- Instructions to follow
Pick out each line in these entries that contains the string "ADCIRC".

- Provided records
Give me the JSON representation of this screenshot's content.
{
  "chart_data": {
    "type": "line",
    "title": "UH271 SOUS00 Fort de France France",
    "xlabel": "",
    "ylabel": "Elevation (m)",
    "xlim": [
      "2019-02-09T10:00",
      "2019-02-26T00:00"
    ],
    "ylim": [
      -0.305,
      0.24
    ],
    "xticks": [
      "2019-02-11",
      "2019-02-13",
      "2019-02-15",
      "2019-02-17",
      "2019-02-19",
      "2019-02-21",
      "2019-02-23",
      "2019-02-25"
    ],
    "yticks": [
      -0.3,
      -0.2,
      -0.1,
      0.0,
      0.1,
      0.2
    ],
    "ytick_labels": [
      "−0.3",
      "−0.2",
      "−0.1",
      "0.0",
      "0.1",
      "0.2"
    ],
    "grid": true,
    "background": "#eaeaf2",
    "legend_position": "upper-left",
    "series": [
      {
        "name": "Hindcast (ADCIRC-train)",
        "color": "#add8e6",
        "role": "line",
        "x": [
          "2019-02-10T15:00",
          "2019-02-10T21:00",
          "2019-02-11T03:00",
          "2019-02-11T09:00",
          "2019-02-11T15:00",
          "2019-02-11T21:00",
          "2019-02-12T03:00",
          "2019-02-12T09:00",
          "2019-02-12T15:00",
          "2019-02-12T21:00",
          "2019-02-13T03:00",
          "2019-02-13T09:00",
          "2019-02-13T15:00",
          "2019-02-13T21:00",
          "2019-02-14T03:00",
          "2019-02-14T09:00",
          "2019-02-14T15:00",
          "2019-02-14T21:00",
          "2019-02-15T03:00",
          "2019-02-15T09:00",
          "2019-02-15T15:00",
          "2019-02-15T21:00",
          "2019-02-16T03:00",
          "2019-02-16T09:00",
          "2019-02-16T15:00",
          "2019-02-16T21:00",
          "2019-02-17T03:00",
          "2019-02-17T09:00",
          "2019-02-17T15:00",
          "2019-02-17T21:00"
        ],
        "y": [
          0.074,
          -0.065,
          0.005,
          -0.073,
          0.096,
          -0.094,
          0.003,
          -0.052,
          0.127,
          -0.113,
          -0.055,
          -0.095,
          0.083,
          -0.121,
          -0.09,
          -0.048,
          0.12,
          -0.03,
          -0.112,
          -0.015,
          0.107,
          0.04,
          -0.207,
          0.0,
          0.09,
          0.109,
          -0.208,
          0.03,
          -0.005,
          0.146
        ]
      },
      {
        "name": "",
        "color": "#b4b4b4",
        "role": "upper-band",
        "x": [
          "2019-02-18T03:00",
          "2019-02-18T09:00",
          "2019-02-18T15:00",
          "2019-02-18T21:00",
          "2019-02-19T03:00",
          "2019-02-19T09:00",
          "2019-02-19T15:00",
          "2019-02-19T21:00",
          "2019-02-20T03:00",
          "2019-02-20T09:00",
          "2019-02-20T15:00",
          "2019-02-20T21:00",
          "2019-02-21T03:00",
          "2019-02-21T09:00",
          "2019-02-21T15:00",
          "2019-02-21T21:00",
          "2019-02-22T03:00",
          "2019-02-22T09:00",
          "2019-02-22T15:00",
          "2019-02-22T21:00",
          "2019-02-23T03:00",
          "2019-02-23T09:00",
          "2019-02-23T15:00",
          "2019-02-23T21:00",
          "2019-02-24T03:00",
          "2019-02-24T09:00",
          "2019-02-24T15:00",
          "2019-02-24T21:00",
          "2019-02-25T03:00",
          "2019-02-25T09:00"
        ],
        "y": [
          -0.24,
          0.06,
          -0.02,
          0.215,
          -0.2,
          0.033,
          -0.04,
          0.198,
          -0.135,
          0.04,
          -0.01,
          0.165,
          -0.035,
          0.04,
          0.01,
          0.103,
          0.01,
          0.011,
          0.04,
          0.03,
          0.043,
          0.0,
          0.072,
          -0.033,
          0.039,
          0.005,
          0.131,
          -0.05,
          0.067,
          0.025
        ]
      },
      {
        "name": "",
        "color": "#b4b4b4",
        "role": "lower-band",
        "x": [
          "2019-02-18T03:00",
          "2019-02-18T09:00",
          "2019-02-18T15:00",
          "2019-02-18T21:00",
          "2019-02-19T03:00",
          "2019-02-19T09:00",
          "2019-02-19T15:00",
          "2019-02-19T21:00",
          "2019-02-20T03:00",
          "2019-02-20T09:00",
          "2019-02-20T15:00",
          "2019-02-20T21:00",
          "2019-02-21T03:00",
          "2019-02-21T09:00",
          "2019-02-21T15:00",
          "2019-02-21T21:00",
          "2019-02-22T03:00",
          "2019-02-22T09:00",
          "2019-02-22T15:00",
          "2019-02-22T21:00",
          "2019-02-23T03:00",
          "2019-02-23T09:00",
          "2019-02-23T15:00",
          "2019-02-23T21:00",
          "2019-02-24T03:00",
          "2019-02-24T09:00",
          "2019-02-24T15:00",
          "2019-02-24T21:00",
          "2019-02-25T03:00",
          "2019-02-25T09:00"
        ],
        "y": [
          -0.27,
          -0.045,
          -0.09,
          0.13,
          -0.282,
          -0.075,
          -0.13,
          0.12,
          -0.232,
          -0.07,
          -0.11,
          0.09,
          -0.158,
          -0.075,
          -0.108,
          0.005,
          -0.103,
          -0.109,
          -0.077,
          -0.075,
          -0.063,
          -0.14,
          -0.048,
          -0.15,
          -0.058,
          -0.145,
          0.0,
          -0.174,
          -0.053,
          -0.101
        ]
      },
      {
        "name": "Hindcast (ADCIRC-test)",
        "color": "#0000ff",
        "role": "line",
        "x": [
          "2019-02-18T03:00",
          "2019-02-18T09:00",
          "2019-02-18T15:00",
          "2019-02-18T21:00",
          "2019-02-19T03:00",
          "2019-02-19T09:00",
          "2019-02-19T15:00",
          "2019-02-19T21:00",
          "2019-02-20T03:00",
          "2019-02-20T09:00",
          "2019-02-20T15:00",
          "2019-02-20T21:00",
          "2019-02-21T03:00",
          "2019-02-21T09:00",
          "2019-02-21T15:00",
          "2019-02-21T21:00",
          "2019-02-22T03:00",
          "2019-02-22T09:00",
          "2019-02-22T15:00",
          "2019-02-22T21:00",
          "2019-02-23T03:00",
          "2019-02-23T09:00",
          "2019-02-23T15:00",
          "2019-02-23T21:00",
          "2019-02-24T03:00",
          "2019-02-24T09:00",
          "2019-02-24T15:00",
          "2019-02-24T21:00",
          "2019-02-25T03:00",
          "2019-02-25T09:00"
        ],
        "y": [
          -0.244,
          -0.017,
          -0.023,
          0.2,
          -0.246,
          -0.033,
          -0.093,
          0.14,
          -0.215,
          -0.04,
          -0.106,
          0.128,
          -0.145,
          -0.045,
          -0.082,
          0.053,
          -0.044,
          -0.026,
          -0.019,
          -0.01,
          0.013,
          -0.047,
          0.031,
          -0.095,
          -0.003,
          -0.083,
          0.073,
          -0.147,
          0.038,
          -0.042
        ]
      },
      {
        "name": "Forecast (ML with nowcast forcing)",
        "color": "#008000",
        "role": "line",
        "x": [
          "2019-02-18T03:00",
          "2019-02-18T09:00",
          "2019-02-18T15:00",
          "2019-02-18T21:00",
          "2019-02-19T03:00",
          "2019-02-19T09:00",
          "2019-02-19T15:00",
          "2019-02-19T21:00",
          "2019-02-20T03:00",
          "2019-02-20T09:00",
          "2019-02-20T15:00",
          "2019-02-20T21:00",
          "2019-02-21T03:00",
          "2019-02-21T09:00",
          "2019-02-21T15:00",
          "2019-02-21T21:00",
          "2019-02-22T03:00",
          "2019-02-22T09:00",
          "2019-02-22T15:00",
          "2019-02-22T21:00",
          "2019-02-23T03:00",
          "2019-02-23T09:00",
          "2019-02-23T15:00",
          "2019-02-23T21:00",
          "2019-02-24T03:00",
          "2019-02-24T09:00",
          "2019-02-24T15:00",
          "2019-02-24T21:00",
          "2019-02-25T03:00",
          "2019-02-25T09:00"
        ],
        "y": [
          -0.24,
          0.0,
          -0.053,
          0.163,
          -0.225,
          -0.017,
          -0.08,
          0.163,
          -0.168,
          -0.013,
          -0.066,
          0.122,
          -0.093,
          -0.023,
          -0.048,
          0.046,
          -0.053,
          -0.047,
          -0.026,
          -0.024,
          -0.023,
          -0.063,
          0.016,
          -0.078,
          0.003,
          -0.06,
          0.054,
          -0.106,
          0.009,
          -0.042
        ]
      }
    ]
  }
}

- Solution below
        "name": "Hindcast (ADCIRC-train)",
        "name": "Hindcast (ADCIRC-test)",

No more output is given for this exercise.